== Required task ==
Copy the listing below line for line, with no changes, and leave the picture out of your copy.

== Dataset rows ==
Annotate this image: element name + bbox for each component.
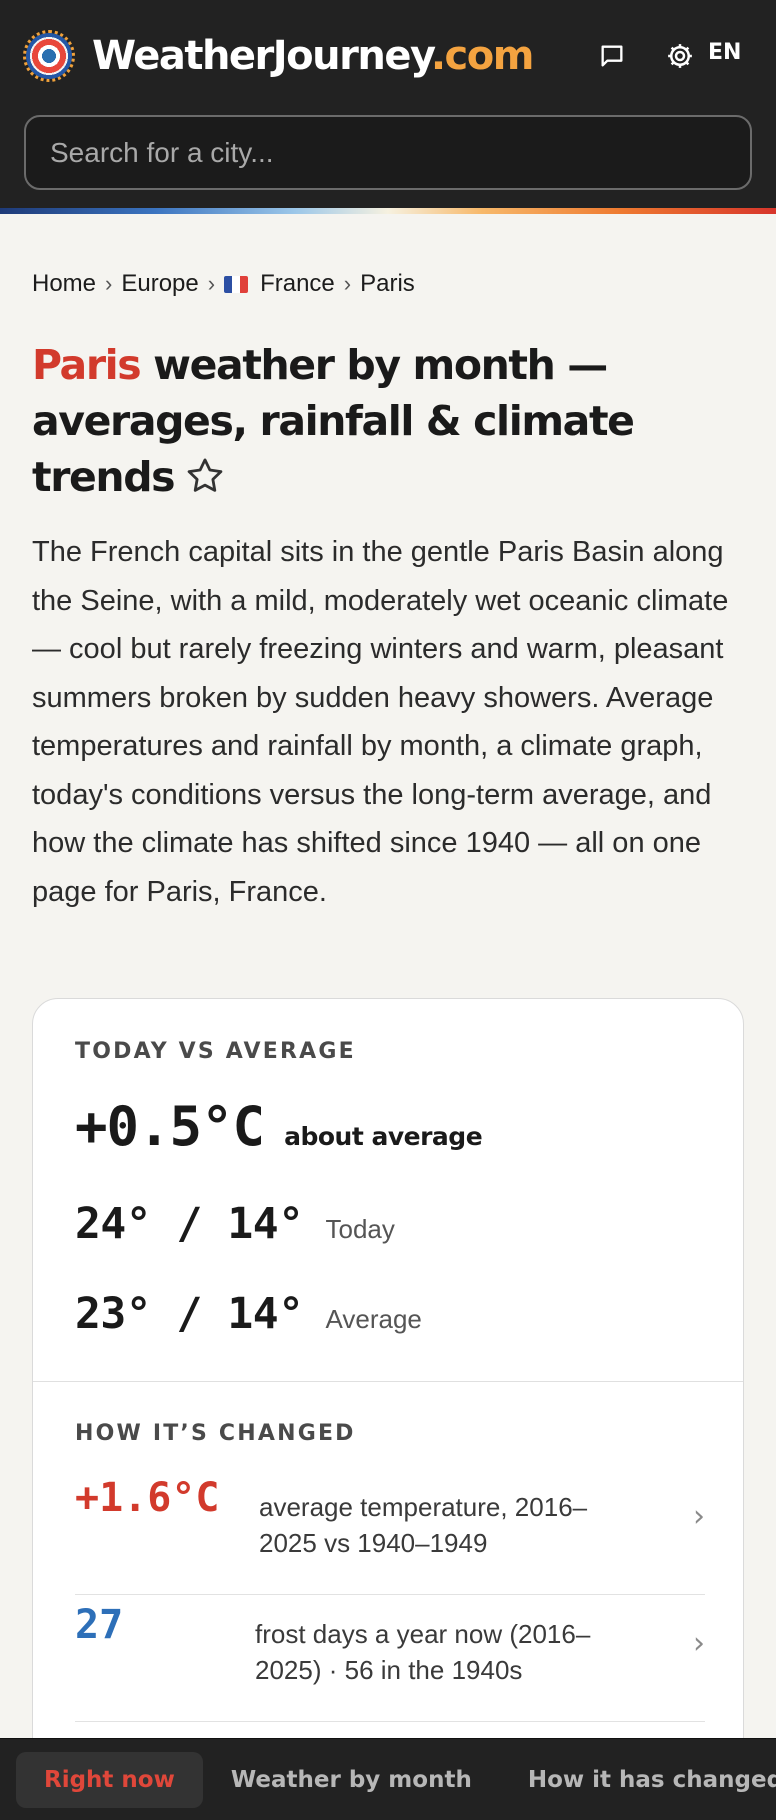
brand-name: WeatherJourney [92,33,432,79]
page-title: Paris weather by month — averages, rainf… [32,337,732,511]
chevron-right-icon: › [207,271,216,296]
today-vs-average-label: Today vs average [75,1039,356,1064]
today-card: Today vs average +0.5°C about average 24… [32,998,744,1820]
change-value: 27 [75,1602,124,1648]
nav-how-changed[interactable]: How it has changed [500,1752,776,1808]
nav-weather-by-month[interactable]: Weather by month [203,1752,500,1808]
language-selector[interactable]: EN [708,40,741,65]
brand-logo[interactable]: WeatherJourney.com [92,33,535,79]
average-label: Average [325,1304,422,1334]
chevron-right-icon: › [693,1499,705,1534]
breadcrumb-paris: Paris [360,270,415,297]
chevron-right-icon: › [105,271,113,296]
feedback-button[interactable] [592,36,632,76]
breadcrumb-france[interactable]: France [260,270,335,298]
change-row-temperature[interactable]: +1.6°C average temperature, 2016–2025 vs… [75,1469,705,1595]
change-description: frost days a year now (2016–2025) · 56 i… [255,1619,591,1685]
chevron-right-icon: › [693,1626,705,1661]
change-row-frost-days[interactable]: 27 frost days a year now (2016–2025) · 5… [75,1596,705,1722]
star-icon [187,458,223,492]
change-description: average temperature, 2016–2025 vs 1940–1… [259,1492,588,1558]
breadcrumb-home[interactable]: Home [32,270,96,298]
card-divider [33,1381,743,1382]
france-flag-icon [224,275,249,293]
breadcrumb: Home › Europe › France › Paris [32,270,415,298]
today-temps-row: 24° / 14° Today [75,1199,395,1249]
favorite-button[interactable] [184,455,226,511]
temperature-gradient-bar [0,208,776,214]
delta-text: about average [284,1122,483,1151]
average-temps: 23° / 14° [75,1289,304,1339]
chat-icon [601,45,623,67]
settings-button[interactable] [660,36,700,76]
logo-icon[interactable] [23,30,75,82]
intro-paragraph: The French capital sits in the gentle Pa… [32,536,729,908]
brand-tld: .com [430,33,535,79]
change-value: +1.6°C [75,1475,220,1521]
today-delta: +0.5°C about average [75,1095,483,1158]
bottom-nav: Right now Weather by month How it has ch… [0,1738,776,1820]
chevron-right-icon: › [343,271,352,296]
delta-value: +0.5°C [75,1095,265,1158]
average-temps-row: 23° / 14° Average [75,1289,422,1339]
today-temps: 24° / 14° [75,1199,304,1249]
title-city: Paris [32,341,142,389]
how-changed-label: How it’s changed [75,1421,356,1446]
nav-right-now[interactable]: Right now [16,1751,203,1808]
today-label: Today [325,1214,395,1244]
site-header: WeatherJourney.com EN [0,0,776,208]
breadcrumb-europe[interactable]: Europe [121,270,198,298]
search-input[interactable] [50,117,726,188]
gear-icon [668,44,692,68]
search-box [24,115,752,190]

== Answer to this problem ==
Annotate this image: element name + bbox for each component.
brand-name: WeatherJourney [92,33,432,79]
page-title: Paris weather by month — averages, rainf… [32,337,732,511]
chevron-right-icon: › [207,271,216,296]
today-vs-average-label: Today vs average [75,1039,356,1064]
today-card: Today vs average +0.5°C about average 24… [32,998,744,1820]
change-value: 27 [75,1602,124,1648]
nav-how-changed[interactable]: How it has changed [500,1752,776,1808]
nav-weather-by-month[interactable]: Weather by month [203,1752,500,1808]
language-selector[interactable]: EN [708,40,741,65]
brand-logo[interactable]: WeatherJourney.com [92,33,535,79]
average-label: Average [325,1304,422,1334]
chevron-right-icon: › [693,1499,705,1534]
breadcrumb-paris: Paris [360,270,415,297]
chevron-right-icon: › [105,271,113,296]
feedback-button[interactable] [592,36,632,76]
breadcrumb-france[interactable]: France [260,270,335,298]
change-row-temperature[interactable]: +1.6°C average temperature, 2016–2025 vs… [75,1469,705,1595]
change-description: frost days a year now (2016–2025) · 56 i… [255,1619,591,1685]
chevron-right-icon: › [693,1626,705,1661]
change-row-frost-days[interactable]: 27 frost days a year now (2016–2025) · 5… [75,1596,705,1722]
star-icon [187,458,223,492]
change-description: average temperature, 2016–2025 vs 1940–1… [259,1492,588,1558]
breadcrumb-home[interactable]: Home [32,270,96,298]
card-divider [33,1381,743,1382]
france-flag-icon [224,275,249,293]
breadcrumb: Home › Europe › France › Paris [32,270,415,298]
today-temps-row: 24° / 14° Today [75,1199,395,1249]
favorite-button[interactable] [184,455,226,511]
temperature-gradient-bar [0,208,776,214]
delta-text: about average [284,1122,483,1151]
average-temps: 23° / 14° [75,1289,304,1339]
chat-icon [601,45,623,67]
settings-button[interactable] [660,36,700,76]
logo-icon[interactable] [23,30,75,82]
intro-paragraph: The French capital sits in the gentle Pa… [32,536,729,908]
brand-tld: .com [430,33,535,79]
change-value: +1.6°C [75,1475,220,1521]
today-delta: +0.5°C about average [75,1095,483,1158]
bottom-nav: Right now Weather by month How it has ch… [0,1738,776,1820]
chevron-right-icon: › [343,271,352,296]
delta-value: +0.5°C [75,1095,265,1158]
average-temps-row: 23° / 14° Average [75,1289,422,1339]
today-temps: 24° / 14° [75,1199,304,1249]
title-city: Paris [32,341,142,389]
how-changed-label: How it’s changed [75,1421,356,1446]
nav-right-now[interactable]: Right now [16,1751,203,1808]
today-label: Today [325,1214,395,1244]
site-header: WeatherJourney.com EN [0,0,776,208]
breadcrumb-europe[interactable]: Europe [121,270,198,298]
search-input[interactable] [50,117,726,188]
gear-icon [668,44,692,68]
search-box [24,115,752,190]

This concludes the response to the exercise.